Figure content listings:
========================================

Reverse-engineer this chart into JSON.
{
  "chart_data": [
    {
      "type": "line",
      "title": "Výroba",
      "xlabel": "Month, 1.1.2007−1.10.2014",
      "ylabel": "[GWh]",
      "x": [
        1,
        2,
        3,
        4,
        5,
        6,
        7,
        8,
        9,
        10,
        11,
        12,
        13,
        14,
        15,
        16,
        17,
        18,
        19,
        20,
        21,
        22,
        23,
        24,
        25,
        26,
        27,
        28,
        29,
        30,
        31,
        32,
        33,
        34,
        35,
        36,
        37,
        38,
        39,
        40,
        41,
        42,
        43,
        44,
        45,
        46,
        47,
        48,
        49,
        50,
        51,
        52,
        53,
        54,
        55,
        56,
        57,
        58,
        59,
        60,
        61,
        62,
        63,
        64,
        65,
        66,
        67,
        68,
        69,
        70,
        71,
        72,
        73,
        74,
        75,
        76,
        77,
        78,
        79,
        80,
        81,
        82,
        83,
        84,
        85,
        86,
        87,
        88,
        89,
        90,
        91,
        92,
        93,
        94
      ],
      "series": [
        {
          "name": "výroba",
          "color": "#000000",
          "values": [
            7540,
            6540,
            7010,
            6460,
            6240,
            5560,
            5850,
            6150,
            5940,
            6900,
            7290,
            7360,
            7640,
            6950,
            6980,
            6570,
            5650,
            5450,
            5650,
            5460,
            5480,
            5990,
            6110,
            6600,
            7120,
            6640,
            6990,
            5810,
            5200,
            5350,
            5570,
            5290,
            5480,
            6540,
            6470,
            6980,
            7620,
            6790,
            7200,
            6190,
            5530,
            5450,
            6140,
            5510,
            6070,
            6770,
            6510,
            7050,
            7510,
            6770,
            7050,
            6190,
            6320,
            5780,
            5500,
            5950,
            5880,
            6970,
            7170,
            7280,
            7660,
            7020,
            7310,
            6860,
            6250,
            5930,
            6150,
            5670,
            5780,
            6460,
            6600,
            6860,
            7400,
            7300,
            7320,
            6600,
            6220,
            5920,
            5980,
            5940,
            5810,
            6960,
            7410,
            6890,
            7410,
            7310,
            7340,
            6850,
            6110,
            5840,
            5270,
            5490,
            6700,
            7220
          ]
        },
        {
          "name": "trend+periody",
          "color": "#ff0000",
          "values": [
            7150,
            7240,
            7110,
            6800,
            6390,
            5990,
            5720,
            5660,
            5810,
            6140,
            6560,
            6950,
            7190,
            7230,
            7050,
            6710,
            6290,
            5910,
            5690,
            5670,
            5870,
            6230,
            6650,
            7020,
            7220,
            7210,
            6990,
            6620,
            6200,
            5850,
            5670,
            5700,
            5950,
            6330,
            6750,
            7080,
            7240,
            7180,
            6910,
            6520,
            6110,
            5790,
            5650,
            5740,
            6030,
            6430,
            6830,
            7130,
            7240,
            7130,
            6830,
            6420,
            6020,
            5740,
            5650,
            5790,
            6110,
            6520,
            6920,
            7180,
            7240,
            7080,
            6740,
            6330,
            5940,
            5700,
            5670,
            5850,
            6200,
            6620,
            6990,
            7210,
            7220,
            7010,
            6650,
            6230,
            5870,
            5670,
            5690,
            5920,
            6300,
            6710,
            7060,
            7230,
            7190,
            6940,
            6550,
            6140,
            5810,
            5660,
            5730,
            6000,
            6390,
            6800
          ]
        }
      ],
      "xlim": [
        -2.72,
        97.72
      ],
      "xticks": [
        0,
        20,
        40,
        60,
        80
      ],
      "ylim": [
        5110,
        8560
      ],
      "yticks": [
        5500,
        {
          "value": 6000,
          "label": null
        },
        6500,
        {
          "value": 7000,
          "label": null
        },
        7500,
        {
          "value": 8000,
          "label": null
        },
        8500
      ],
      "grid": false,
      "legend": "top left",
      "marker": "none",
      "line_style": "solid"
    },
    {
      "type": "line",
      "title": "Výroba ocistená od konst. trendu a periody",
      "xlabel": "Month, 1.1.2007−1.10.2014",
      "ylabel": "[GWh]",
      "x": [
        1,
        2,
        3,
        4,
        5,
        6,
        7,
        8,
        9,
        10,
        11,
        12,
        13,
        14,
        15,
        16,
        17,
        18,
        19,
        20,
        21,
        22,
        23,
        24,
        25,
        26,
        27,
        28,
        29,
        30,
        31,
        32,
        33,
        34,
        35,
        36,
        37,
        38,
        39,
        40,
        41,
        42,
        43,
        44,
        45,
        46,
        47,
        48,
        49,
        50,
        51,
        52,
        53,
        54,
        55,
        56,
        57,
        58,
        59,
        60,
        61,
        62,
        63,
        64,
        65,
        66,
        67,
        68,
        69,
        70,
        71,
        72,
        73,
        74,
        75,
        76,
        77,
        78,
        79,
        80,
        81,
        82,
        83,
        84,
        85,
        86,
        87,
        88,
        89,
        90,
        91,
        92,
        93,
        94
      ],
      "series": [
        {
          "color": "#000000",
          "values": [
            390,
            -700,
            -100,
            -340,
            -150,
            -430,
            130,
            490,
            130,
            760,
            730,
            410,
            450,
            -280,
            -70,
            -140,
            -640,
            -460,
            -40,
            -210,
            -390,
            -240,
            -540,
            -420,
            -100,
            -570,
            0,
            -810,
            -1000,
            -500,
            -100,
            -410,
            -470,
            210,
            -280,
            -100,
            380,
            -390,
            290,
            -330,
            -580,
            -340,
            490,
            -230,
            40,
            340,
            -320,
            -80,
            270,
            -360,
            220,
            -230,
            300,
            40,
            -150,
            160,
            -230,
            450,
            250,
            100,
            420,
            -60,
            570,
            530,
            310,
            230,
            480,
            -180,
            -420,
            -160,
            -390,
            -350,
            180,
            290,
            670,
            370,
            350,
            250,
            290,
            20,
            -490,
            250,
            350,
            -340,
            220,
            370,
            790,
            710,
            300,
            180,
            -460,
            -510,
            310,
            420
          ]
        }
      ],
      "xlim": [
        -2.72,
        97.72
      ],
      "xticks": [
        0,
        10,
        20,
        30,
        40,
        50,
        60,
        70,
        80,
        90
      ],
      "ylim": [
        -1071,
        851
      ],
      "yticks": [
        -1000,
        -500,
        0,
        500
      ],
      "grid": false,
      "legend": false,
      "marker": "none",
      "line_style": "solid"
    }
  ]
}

========================================

To be done → Which lines hold the word "title"? Copy each of them from the records.

Answer for this exercise →
      "title": "Výroba",
      "title": "Výroba ocistená od konst. trendu a periody",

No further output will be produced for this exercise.